* _TASK PROMPT_
Reproduce the records below in full and exactly, without their images.

* _RECORDS SUPPLIED_
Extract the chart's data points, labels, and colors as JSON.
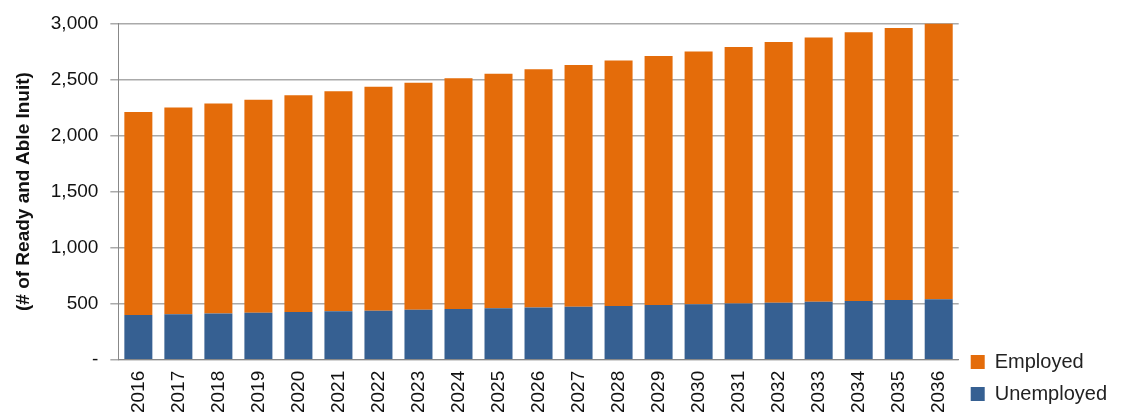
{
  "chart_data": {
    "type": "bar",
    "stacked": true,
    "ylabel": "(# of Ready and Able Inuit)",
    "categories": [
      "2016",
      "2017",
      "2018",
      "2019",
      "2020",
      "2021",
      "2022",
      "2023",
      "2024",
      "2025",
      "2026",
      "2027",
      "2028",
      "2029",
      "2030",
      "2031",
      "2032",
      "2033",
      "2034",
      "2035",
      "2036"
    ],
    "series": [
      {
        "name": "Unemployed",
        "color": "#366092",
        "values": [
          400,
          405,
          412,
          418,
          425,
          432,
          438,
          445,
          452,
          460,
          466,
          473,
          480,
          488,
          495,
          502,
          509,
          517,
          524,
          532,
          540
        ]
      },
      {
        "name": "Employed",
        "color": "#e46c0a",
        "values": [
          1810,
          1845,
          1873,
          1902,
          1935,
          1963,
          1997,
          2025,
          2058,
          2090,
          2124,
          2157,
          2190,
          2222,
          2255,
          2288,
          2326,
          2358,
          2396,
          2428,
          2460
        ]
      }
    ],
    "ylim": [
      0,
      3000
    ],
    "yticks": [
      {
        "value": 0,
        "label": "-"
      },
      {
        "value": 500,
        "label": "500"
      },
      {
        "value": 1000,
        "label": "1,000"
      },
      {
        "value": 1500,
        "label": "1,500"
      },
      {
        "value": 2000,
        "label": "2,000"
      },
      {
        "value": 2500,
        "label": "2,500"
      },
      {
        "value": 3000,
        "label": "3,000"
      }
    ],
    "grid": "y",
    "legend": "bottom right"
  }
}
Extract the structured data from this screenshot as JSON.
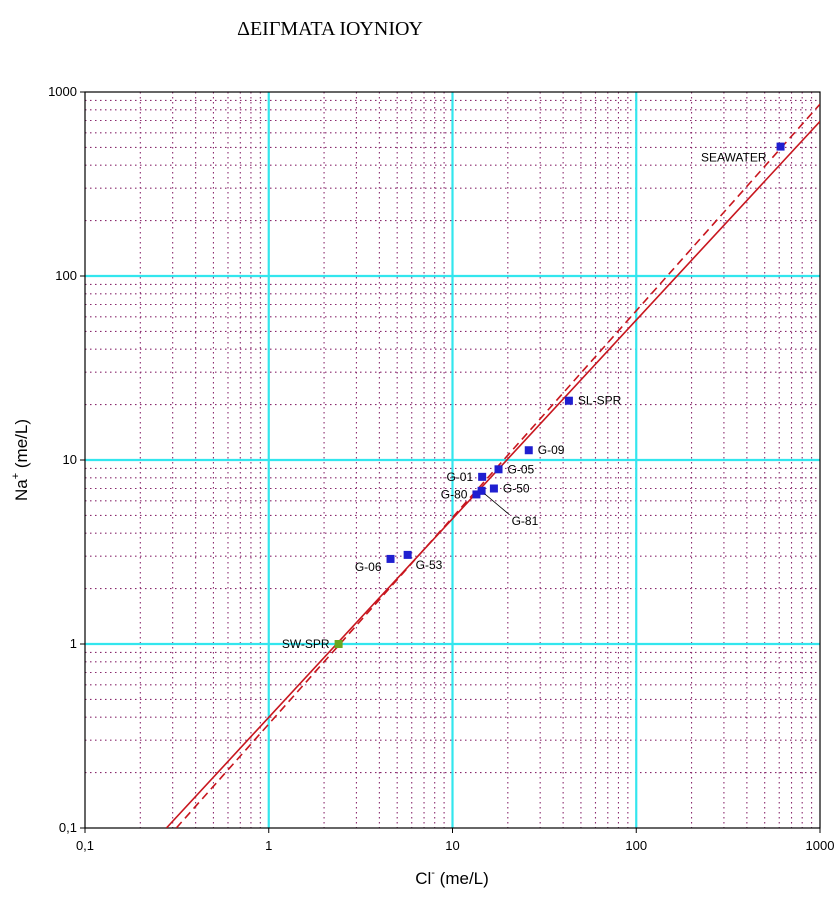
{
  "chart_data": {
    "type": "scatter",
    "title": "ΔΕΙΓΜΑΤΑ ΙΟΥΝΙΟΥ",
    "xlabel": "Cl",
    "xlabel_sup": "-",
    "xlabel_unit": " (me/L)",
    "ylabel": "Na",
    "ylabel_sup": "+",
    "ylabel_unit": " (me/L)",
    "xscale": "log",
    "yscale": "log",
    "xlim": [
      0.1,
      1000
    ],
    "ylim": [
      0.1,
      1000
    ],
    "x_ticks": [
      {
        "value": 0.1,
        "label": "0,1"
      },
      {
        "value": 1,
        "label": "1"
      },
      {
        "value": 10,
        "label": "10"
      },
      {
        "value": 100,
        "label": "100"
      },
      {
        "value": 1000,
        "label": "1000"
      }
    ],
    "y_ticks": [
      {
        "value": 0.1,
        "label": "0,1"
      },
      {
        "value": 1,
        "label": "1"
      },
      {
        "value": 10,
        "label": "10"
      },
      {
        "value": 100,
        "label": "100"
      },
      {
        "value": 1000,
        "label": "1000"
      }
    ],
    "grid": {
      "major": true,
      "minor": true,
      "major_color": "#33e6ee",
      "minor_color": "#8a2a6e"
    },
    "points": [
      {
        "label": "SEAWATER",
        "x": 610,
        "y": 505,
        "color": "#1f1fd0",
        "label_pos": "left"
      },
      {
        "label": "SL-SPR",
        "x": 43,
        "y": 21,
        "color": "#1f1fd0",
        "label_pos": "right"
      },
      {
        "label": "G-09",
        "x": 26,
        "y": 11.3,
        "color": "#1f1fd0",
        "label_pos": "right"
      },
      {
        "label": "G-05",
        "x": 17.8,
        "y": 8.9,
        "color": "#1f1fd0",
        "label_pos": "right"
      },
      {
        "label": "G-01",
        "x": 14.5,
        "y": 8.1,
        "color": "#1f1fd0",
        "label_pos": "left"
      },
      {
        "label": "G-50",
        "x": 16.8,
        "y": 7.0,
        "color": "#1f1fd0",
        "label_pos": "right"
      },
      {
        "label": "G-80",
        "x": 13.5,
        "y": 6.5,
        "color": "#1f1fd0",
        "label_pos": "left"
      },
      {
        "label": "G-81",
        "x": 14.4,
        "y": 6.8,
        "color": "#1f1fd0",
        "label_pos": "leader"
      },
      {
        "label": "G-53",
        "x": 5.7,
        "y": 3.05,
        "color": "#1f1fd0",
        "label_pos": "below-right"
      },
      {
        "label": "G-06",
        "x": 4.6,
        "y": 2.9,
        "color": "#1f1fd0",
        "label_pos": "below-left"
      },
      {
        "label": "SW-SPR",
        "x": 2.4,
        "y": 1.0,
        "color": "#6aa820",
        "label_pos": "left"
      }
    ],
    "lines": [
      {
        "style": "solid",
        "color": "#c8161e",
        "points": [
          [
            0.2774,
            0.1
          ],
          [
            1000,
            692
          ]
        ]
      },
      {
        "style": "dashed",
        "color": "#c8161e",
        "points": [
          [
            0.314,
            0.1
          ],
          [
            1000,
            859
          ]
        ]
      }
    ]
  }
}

* _CORRECT RESPONSE_
Extract the chart's data points, labels, and colors as JSON.
{
  "chart_data": {
    "type": "bar",
    "stacked": true,
    "ylabel": "(# of Ready and Able Inuit)",
    "categories": [
      "2016",
      "2017",
      "2018",
      "2019",
      "2020",
      "2021",
      "2022",
      "2023",
      "2024",
      "2025",
      "2026",
      "2027",
      "2028",
      "2029",
      "2030",
      "2031",
      "2032",
      "2033",
      "2034",
      "2035",
      "2036"
    ],
    "series": [
      {
        "name": "Unemployed",
        "color": "#366092",
        "values": [
          400,
          405,
          412,
          418,
          425,
          432,
          438,
          445,
          452,
          460,
          466,
          473,
          480,
          488,
          495,
          502,
          509,
          517,
          524,
          532,
          540
        ]
      },
      {
        "name": "Employed",
        "color": "#e46c0a",
        "values": [
          1810,
          1845,
          1873,
          1902,
          1935,
          1963,
          1997,
          2025,
          2058,
          2090,
          2124,
          2157,
          2190,
          2222,
          2255,
          2288,
          2326,
          2358,
          2396,
          2428,
          2460
        ]
      }
    ],
    "ylim": [
      0,
      3000
    ],
    "yticks": [
      {
        "value": 0,
        "label": "-"
      },
      {
        "value": 500,
        "label": "500"
      },
      {
        "value": 1000,
        "label": "1,000"
      },
      {
        "value": 1500,
        "label": "1,500"
      },
      {
        "value": 2000,
        "label": "2,000"
      },
      {
        "value": 2500,
        "label": "2,500"
      },
      {
        "value": 3000,
        "label": "3,000"
      }
    ],
    "grid": "y",
    "legend": "bottom right"
  }
}
Extract the structured data from this screenshot as JSON.
{
  "chart_data": {
    "type": "scatter",
    "title": "ΔΕΙΓΜΑΤΑ ΙΟΥΝΙΟΥ",
    "xlabel": "Cl",
    "xlabel_sup": "-",
    "xlabel_unit": " (me/L)",
    "ylabel": "Na",
    "ylabel_sup": "+",
    "ylabel_unit": " (me/L)",
    "xscale": "log",
    "yscale": "log",
    "xlim": [
      0.1,
      1000
    ],
    "ylim": [
      0.1,
      1000
    ],
    "x_ticks": [
      {
        "value": 0.1,
        "label": "0,1"
      },
      {
        "value": 1,
        "label": "1"
      },
      {
        "value": 10,
        "label": "10"
      },
      {
        "value": 100,
        "label": "100"
      },
      {
        "value": 1000,
        "label": "1000"
      }
    ],
    "y_ticks": [
      {
        "value": 0.1,
        "label": "0,1"
      },
      {
        "value": 1,
        "label": "1"
      },
      {
        "value": 10,
        "label": "10"
      },
      {
        "value": 100,
        "label": "100"
      },
      {
        "value": 1000,
        "label": "1000"
      }
    ],
    "grid": {
      "major": true,
      "minor": true,
      "major_color": "#33e6ee",
      "minor_color": "#8a2a6e"
    },
    "points": [
      {
        "label": "SEAWATER",
        "x": 610,
        "y": 505,
        "color": "#1f1fd0",
        "label_pos": "left"
      },
      {
        "label": "SL-SPR",
        "x": 43,
        "y": 21,
        "color": "#1f1fd0",
        "label_pos": "right"
      },
      {
        "label": "G-09",
        "x": 26,
        "y": 11.3,
        "color": "#1f1fd0",
        "label_pos": "right"
      },
      {
        "label": "G-05",
        "x": 17.8,
        "y": 8.9,
        "color": "#1f1fd0",
        "label_pos": "right"
      },
      {
        "label": "G-01",
        "x": 14.5,
        "y": 8.1,
        "color": "#1f1fd0",
        "label_pos": "left"
      },
      {
        "label": "G-50",
        "x": 16.8,
        "y": 7.0,
        "color": "#1f1fd0",
        "label_pos": "right"
      },
      {
        "label": "G-80",
        "x": 13.5,
        "y": 6.5,
        "color": "#1f1fd0",
        "label_pos": "left"
      },
      {
        "label": "G-81",
        "x": 14.4,
        "y": 6.8,
        "color": "#1f1fd0",
        "label_pos": "leader"
      },
      {
        "label": "G-53",
        "x": 5.7,
        "y": 3.05,
        "color": "#1f1fd0",
        "label_pos": "below-right"
      },
      {
        "label": "G-06",
        "x": 4.6,
        "y": 2.9,
        "color": "#1f1fd0",
        "label_pos": "below-left"
      },
      {
        "label": "SW-SPR",
        "x": 2.4,
        "y": 1.0,
        "color": "#6aa820",
        "label_pos": "left"
      }
    ],
    "lines": [
      {
        "style": "solid",
        "color": "#c8161e",
        "points": [
          [
            0.2774,
            0.1
          ],
          [
            1000,
            692
          ]
        ]
      },
      {
        "style": "dashed",
        "color": "#c8161e",
        "points": [
          [
            0.314,
            0.1
          ],
          [
            1000,
            859
          ]
        ]
      }
    ]
  }
}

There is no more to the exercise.